-- Source document --
##########

Pandas is designed for single computers (local machines) and is suitable for handling simple and small datasets. I provided a link in the previous lines so you can explore the big data ecosystem. If you attempt to process a 10 GB dataset in Pandas, your computer will likely struggle and may even crash. This is where Apache Spark comes in handy, as it is specifically designed for big data processing.

#We can use Pandas-style output in Jupyter Lab to view data in a more visually appealing format.
df.limit(5).toPandas()

df.printSchema()

root
 |-- STORE_ID: string (nullable = true)
 |-- STORE_LOCATION: string (nullable = true)
 |-- PRODUCT_CATEGORY: string (nullable = true)
 |-- PRODUCT_ID: string (nullable = true)
 |-- MRP: string (nullable = true)
 |-- CP: string (nullable = true)
 |-- DISCOUNT: string (nullable = true)
 |-- SP: string (nullable = true)
 |-- Date: date (nullable = true)

As you can see, the datasets are in the classic .csv file format. When we work with these datasets using PySpark, we can also use SQL. If you’re interested in performing operations with RDDs, simply visit the official Apache Spark website for more information.

Now, since we’ve decided to clean with SparkSQL, first, we need to create a table from the variable where we’ve defined the dataset.

df.createOrReplaceTempView("table")

With this created table, we can now execute SQL queries. We will perform the cleaning operations for each column in a single line.

sqldf = spark.sql("""
SELECT
  TRIM(STORE_ID) AS STORE_ID,
  TRIM(REGEXP_REPLACE(STORE_LOCATION, '[^a-zA-Z0-9 ]', '')) AS STORE_LOCATION,
  TRIM(PRODUCT_CATEGORY) AS PRODUCT_CATEGORY,
  TRIM(PRODUCT_ID) AS PRODUCT_ID,
  CAST(TRIM(SUBSTRING(MRP, 2, 6)) AS INTEGER) AS MRP,
  ROUND(CAST(TRIM(SUBSTRING(CP, 2, 6)) AS FLOAT), 2) AS CP,
  CAST(TRIM(SUBSTRING(DISCOUNT, 2, 6)) AS FLOAT) AS DISCOUNT,
  ROUND(CAST(TRIM(SUBSTRING(SP, 2, 6)) AS FLOAT), 2) AS SP,
  CAST(TRIM(DATE) AS DATE) AS DATE
FROM table
""")

As you can see, we can simply use functions like TRIM, REGEXP_REPLACE, CAST, ROUND, SUBSTRING to obtain clean data

sqldf.show(5)

##########

-- Written problem --
Reproduce the Spark data-cleaning passage word for word between "#We can use" and "PRODUCT_CATEGORY: string (nullable = true)", inclusive.

-- Provided data --
##########

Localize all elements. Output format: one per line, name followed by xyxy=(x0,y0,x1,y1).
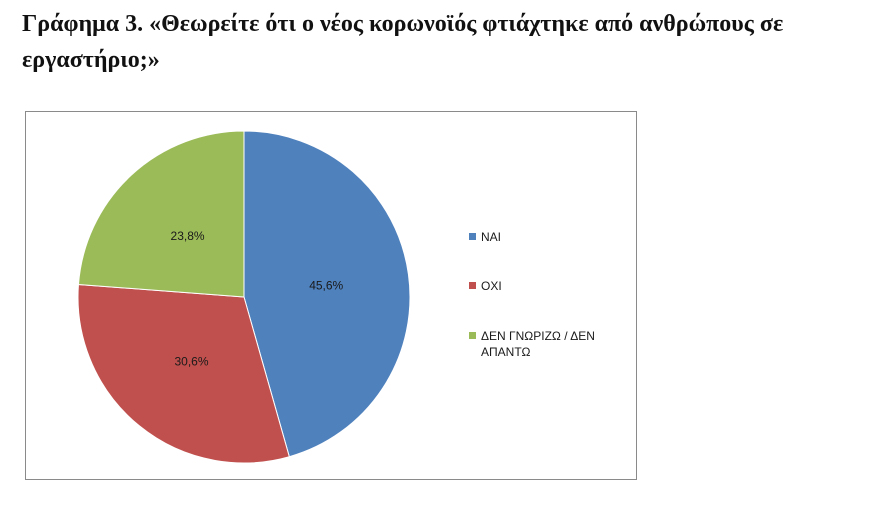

##########

-- Result of this exercise --
#We can use Pandas-style output in Jupyter Lab to view data in a more visually appealing format.
df.limit(5).toPandas()

df.printSchema()

root
 |-- STORE_ID: string (nullable = true)
 |-- STORE_LOCATION: string (nullable = true)
 |-- PRODUCT_CATEGORY: string (nullable = true)